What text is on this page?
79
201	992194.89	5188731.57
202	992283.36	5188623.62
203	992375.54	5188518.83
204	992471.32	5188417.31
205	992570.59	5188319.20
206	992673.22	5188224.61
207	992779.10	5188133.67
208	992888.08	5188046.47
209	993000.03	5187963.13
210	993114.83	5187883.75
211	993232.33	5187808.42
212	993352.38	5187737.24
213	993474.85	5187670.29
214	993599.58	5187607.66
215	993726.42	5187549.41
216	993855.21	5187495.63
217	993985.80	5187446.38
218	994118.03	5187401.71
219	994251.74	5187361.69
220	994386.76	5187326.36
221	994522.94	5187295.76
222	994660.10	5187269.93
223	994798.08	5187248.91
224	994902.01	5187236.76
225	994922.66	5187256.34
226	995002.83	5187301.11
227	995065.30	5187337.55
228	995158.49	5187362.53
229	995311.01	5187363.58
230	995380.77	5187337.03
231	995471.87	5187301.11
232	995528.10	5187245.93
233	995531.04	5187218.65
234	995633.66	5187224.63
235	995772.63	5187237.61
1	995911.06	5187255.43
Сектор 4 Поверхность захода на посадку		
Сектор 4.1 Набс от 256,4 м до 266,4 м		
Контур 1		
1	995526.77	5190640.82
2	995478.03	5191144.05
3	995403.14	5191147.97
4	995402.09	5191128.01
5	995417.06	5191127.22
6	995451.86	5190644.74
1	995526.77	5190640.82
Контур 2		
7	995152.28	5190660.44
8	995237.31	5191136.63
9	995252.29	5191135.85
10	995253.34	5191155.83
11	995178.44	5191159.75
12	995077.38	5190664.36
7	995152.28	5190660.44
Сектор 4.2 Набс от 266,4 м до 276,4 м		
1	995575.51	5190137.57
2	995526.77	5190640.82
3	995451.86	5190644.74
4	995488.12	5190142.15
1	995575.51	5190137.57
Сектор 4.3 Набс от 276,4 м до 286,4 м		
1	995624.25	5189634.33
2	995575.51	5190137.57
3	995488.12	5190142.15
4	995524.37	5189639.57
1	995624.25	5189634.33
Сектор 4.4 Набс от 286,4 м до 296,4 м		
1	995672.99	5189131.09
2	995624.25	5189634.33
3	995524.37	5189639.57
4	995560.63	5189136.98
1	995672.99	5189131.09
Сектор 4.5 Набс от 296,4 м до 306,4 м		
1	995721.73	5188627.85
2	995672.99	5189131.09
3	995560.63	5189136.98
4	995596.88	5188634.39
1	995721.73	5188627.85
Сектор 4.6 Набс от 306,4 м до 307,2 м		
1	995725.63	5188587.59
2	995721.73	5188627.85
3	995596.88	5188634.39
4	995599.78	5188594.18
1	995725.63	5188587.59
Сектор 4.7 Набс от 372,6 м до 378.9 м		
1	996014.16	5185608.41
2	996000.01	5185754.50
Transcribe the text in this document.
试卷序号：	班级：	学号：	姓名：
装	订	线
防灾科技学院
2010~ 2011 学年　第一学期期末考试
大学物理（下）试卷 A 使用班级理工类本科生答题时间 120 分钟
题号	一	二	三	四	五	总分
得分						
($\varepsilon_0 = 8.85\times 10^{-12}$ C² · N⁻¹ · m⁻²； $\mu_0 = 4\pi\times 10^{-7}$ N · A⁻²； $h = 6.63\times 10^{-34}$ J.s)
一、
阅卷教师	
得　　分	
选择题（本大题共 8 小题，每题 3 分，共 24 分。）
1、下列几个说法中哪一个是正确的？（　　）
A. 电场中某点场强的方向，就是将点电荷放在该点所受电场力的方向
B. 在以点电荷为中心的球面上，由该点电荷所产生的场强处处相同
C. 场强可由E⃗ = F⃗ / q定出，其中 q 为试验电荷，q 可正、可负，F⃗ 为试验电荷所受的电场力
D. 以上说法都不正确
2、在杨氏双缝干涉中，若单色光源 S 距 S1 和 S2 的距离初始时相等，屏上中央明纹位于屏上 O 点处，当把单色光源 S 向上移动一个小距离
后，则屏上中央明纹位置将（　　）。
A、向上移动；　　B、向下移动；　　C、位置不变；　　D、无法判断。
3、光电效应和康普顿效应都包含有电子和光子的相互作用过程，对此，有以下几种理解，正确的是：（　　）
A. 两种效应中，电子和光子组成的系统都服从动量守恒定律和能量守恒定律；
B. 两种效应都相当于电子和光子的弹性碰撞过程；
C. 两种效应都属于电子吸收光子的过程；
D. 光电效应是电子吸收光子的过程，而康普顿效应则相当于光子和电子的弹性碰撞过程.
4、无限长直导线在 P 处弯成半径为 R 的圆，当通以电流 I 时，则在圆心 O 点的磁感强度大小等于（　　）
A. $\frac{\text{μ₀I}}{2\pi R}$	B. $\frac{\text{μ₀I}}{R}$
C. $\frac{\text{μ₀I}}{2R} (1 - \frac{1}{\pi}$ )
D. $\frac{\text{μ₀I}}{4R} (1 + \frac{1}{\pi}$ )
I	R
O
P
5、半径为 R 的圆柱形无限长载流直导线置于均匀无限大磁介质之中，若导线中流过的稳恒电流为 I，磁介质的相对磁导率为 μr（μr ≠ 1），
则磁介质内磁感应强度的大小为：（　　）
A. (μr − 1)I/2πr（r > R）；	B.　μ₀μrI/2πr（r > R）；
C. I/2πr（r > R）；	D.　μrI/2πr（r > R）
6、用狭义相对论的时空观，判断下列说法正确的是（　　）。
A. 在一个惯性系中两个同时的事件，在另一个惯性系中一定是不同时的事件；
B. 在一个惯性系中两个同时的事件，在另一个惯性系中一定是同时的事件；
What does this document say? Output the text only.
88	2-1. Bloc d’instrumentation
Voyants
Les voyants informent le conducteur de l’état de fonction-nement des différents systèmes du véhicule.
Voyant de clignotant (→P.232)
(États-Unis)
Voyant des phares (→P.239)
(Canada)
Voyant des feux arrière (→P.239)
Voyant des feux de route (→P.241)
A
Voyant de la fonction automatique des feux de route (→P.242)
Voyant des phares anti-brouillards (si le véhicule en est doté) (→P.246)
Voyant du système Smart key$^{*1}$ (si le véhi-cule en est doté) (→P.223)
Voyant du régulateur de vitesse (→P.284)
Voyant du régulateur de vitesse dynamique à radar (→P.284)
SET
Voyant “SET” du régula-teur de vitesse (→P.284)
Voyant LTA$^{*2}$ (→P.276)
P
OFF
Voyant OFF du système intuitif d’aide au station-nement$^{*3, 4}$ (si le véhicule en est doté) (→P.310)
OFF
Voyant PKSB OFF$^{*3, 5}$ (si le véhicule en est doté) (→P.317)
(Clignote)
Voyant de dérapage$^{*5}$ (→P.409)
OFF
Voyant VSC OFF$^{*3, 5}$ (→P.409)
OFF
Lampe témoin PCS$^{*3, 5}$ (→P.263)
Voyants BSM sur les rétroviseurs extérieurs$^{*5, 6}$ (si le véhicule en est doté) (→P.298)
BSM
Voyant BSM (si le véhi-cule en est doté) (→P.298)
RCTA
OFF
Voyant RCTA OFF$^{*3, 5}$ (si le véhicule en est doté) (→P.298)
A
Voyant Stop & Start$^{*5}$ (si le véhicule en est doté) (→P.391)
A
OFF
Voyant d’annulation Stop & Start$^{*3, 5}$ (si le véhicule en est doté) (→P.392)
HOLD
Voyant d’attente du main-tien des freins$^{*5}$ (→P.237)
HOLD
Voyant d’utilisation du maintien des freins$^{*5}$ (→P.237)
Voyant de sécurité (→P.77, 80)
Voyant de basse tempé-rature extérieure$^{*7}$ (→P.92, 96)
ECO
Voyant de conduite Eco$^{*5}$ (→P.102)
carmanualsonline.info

**INSTRUCTIONS FOR THE TASK:**
Scan the material above. Copy each line that holds the word "nement".

**WORKED ANSWER:**
Les voyants informent le conducteur de l’état de fonction-nement des différents systèmes du véhicule.
Voyant OFF du système intuitif d’aide au station-nement$^{*3, 4}$ (si le véhicule en est doté) (→P.310)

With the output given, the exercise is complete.